▶ **PROVIDED PASSAGE**
──────

Because Joan Parks left me the marvelous file of data from uric acid, calcium oxalate, and calcium phosphate stone formers I used to illustrate the clinical uric acid stone article, I can add some obvious empirical information. Note that I used log scales for the graphs to provide visual clarity but performed my analyses on untransformed data having no reason to transform them apart from visual appearance.
As I have mentioned above, urine NH4+ rises as pH falls because the charged ion is ‘trapped’ in the tubule fluid. The upper left panel shows that for uric acid (red), calcium oxalate (blue) and calcium phosphate (green) stone formers.
Because they have a lower urine pH, UA stone formers have a higher urine NH4+ : 25, 24, 21 mEq/l, UA, CaOx, CaP stone formers (CaP vs. UA or CaOx p<0.001).
But, is NH4+ too low when adjusted for urine pH?
No. Adjusted values are all the same – 24, 24, 25 UA CaOx, CaP). pH is the main covariate – F=92, p<0.0001. But the difference of slopes is significant (p<0.00001) and it is the UA slope that lags the rest suggesting a reduced increase of NH4+ with falling pH (per one pH unit, -11/5, -11.2 and -2.8, CaOx, CaP, UA).

──────

▶ **TASKS**
a - In the passage on urine ammonium in uric acid, calcium oxalate, and calcium phosphate stone formers, why were log scales used for the graphs?
b - Continue the passage on urine ammonium and pH in stone formers, starting after its last sentence.

▶ **INFORMATION GIVEN**
──────

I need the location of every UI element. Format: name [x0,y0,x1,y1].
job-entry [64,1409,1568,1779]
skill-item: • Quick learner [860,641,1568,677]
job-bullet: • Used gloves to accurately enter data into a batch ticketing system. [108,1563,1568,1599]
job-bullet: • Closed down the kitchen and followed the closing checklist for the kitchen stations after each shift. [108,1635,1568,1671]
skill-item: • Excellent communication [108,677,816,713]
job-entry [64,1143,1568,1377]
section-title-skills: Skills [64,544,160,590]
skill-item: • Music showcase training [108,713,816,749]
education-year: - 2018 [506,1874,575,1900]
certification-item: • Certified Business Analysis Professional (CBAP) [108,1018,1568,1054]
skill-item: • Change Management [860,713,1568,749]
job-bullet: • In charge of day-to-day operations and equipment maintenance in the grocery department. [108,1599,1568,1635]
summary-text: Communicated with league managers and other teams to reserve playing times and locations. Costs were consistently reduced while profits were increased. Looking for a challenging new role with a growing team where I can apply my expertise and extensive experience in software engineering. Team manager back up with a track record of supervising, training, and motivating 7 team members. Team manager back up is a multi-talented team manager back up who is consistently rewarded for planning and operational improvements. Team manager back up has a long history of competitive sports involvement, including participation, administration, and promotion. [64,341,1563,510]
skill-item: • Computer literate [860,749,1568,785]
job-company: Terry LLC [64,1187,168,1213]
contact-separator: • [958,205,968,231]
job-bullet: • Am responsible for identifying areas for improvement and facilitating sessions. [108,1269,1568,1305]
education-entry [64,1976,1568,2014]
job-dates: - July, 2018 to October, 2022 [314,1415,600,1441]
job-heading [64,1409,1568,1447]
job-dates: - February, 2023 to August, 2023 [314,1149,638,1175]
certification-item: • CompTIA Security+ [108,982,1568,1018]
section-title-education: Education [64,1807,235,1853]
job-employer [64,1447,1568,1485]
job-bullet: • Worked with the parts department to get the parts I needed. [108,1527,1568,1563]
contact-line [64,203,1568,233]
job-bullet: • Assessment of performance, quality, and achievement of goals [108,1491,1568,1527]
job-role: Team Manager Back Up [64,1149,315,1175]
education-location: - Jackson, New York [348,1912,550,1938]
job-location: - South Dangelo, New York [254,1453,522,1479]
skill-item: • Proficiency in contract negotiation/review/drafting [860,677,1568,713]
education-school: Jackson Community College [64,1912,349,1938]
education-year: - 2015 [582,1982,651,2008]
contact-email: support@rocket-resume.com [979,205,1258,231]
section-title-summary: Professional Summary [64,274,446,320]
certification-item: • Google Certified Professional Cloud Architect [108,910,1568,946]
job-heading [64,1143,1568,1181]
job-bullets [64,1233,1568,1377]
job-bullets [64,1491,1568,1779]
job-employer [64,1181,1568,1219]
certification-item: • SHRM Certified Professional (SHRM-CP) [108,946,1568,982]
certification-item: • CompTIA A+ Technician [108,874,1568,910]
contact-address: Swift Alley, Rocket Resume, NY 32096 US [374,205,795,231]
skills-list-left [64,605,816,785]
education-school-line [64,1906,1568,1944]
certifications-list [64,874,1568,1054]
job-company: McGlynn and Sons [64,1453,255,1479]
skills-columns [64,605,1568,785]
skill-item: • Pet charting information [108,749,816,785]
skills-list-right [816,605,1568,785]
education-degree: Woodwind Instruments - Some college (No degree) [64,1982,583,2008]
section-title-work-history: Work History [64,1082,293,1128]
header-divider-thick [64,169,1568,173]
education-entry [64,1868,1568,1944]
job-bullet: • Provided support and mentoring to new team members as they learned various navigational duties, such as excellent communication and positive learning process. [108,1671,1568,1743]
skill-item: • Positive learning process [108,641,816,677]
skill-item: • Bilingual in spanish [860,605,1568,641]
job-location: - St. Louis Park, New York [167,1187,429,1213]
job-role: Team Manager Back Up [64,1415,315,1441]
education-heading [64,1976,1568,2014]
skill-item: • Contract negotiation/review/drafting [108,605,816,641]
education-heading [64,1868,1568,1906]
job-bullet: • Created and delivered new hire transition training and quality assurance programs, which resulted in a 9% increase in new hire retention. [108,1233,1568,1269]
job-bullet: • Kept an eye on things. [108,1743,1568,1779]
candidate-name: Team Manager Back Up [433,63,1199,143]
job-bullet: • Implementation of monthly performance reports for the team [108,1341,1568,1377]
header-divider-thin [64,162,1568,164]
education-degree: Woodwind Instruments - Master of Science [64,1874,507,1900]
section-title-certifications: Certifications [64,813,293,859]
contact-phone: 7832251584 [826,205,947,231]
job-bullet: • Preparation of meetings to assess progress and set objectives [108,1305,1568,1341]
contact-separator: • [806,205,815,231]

──────

▶ **RESPONSES FOR EACH TASK**
a - To provide visual clarity.

b -
By Sulfate and pH
I cannot calculate NAE as the Dallas group did as I have only 24 hour urines and bicarbonate values would be suspect. But urine sulfate strongly approximates net acid load. A plot of urine NH4+ against urine sulfate (lower left) shows a powerful correlation as expected. In a general linear model, sulfate effects dwarf those of pH (F=251 vs. 24). The slopes of urine NH4+ on sulfate are different and that for uric acid is lower. For a one unit change in sulfate the average change in NH4+ is 0.469 mEq/l. But for CaOx SF this is 0.506, for CaP SF 0.719 whereas for UA SF it falls to 0.227 (F=14, p<0.0001 for variation). Once again, NH4+ response lags. Fully adjusted, mean values of urine NH4+ are almost identical. Note that urine sulfate is rounded to the nearest integer giving rise to the vertical pixelation. Also note that the red dots do not run below the blue and green dots: there is no intercept difference as was found when urine NH4+ was plotted against urine net acid excretion by the Dallas group.
I would not overly burden this text with a parallel analysis of NH4+ excretion rates except that CaP SF produce higher urine volumes which in turn changes the relationships of NH4+ excretion rates between the groups: Volumes were 2.017 vs. 1.739 and 1.672, CaP vs CaOx and UA SF, respectively, p<0.001 CaP vs. either.
As for NH4+ itself, NH4+24 varied with urine pH (upper right panel). The pH stope dependency differed among the three stone forming groups, and the slope for UA SF was lower than for CaOx SF: -4.671 and -2.272 respectively.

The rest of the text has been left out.